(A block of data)
══════
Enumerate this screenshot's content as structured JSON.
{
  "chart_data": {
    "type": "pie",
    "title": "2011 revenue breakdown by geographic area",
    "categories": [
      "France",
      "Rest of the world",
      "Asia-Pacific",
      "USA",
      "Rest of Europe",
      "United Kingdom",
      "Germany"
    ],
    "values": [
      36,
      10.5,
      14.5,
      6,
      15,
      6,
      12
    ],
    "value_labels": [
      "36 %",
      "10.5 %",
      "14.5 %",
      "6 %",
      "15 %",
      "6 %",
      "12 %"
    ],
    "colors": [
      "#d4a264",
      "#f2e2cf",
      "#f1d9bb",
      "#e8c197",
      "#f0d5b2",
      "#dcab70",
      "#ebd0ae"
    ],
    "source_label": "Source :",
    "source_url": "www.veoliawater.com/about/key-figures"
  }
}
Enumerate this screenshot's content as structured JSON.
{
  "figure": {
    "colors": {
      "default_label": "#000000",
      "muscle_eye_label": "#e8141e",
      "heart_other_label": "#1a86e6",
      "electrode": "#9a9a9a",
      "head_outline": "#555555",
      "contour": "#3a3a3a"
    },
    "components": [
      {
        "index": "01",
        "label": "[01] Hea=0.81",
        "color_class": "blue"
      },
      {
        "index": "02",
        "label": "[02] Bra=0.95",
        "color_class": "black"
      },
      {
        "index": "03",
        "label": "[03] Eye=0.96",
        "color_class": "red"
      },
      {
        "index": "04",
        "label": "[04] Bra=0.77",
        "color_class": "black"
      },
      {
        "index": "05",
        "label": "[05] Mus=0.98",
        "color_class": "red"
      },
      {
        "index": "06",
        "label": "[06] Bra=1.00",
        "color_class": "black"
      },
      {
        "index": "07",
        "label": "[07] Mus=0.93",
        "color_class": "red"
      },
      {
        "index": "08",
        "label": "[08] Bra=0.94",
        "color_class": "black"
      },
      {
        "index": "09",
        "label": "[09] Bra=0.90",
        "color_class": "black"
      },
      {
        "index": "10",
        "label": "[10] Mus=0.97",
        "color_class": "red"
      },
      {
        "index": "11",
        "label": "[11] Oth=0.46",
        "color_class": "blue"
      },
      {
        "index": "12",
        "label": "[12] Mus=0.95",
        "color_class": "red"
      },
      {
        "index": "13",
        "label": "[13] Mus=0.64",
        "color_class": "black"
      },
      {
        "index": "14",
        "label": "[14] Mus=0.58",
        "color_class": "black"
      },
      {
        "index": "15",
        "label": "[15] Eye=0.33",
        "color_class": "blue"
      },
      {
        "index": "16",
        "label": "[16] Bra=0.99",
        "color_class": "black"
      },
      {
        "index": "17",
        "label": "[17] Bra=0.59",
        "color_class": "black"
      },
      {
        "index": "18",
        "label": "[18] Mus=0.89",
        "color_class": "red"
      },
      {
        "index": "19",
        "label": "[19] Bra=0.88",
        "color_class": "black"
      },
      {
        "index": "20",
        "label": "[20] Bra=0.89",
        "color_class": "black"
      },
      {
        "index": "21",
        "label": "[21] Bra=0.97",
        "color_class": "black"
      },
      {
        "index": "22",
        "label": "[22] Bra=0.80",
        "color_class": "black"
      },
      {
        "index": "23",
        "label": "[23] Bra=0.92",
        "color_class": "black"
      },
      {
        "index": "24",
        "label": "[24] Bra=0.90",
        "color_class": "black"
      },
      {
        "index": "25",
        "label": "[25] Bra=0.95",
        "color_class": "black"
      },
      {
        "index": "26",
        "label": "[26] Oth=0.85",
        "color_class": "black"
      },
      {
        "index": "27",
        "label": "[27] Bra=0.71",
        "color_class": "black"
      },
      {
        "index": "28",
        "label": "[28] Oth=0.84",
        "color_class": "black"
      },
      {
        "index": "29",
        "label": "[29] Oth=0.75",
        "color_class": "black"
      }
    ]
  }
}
══════
# Your instructions
Output the listing above word for word.

# Task response
Enumerate this screenshot's content as structured JSON.
{
  "chart_data": {
    "type": "pie",
    "title": "2011 revenue breakdown by geographic area",
    "categories": [
      "France",
      "Rest of the world",
      "Asia-Pacific",
      "USA",
      "Rest of Europe",
      "United Kingdom",
      "Germany"
    ],
    "values": [
      36,
      10.5,
      14.5,
      6,
      15,
      6,
      12
    ],
    "value_labels": [
      "36 %",
      "10.5 %",
      "14.5 %",
      "6 %",
      "15 %",
      "6 %",
      "12 %"
    ],
    "colors": [
      "#d4a264",
      "#f2e2cf",
      "#f1d9bb",
      "#e8c197",
      "#f0d5b2",
      "#dcab70",
      "#ebd0ae"
    ],
    "source_label": "Source :",
    "source_url": "www.veoliawater.com/about/key-figures"
  }
}
Enumerate this screenshot's content as structured JSON.
{
  "figure": {
    "colors": {
      "default_label": "#000000",
      "muscle_eye_label": "#e8141e",
      "heart_other_label": "#1a86e6",
      "electrode": "#9a9a9a",
      "head_outline": "#555555",
      "contour": "#3a3a3a"
    },
    "components": [
      {
        "index": "01",
        "label": "[01] Hea=0.81",
        "color_class": "blue"
      },
      {
        "index": "02",
        "label": "[02] Bra=0.95",
        "color_class": "black"
      },
      {
        "index": "03",
        "label": "[03] Eye=0.96",
        "color_class": "red"
      },
      {
        "index": "04",
        "label": "[04] Bra=0.77",
        "color_class": "black"
      },
      {
        "index": "05",
        "label": "[05] Mus=0.98",
        "color_class": "red"
      },
      {
        "index": "06",
        "label": "[06] Bra=1.00",
        "color_class": "black"
      },
      {
        "index": "07",
        "label": "[07] Mus=0.93",
        "color_class": "red"
      },
      {
        "index": "08",
        "label": "[08] Bra=0.94",
        "color_class": "black"
      },
      {
        "index": "09",
        "label": "[09] Bra=0.90",
        "color_class": "black"
      },
      {
        "index": "10",
        "label": "[10] Mus=0.97",
        "color_class": "red"
      },
      {
        "index": "11",
        "label": "[11] Oth=0.46",
        "color_class": "blue"
      },
      {
        "index": "12",
        "label": "[12] Mus=0.95",
        "color_class": "red"
      },
      {
        "index": "13",
        "label": "[13] Mus=0.64",
        "color_class": "black"
      },
      {
        "index": "14",
        "label": "[14] Mus=0.58",
        "color_class": "black"
      },
      {
        "index": "15",
        "label": "[15] Eye=0.33",
        "color_class": "blue"
      },
      {
        "index": "16",
        "label": "[16] Bra=0.99",
        "color_class": "black"
      },
      {
        "index": "17",
        "label": "[17] Bra=0.59",
        "color_class": "black"
      },
      {
        "index": "18",
        "label": "[18] Mus=0.89",
        "color_class": "red"
      },
      {
        "index": "19",
        "label": "[19] Bra=0.88",
        "color_class": "black"
      },
      {
        "index": "20",
        "label": "[20] Bra=0.89",
        "color_class": "black"
      },
      {
        "index": "21",
        "label": "[21] Bra=0.97",
        "color_class": "black"
      },
      {
        "index": "22",
        "label": "[22] Bra=0.80",
        "color_class": "black"
      },
      {
        "index": "23",
        "label": "[23] Bra=0.92",
        "color_class": "black"
      },
      {
        "index": "24",
        "label": "[24] Bra=0.90",
        "color_class": "black"
      },
      {
        "index": "25",
        "label": "[25] Bra=0.95",
        "color_class": "black"
      },
      {
        "index": "26",
        "label": "[26] Oth=0.85",
        "color_class": "black"
      },
      {
        "index": "27",
        "label": "[27] Bra=0.71",
        "color_class": "black"
      },
      {
        "index": "28",
        "label": "[28] Oth=0.84",
        "color_class": "black"
      },
      {
        "index": "29",
        "label": "[29] Oth=0.75",
        "color_class": "black"
      }
    ]
  }
}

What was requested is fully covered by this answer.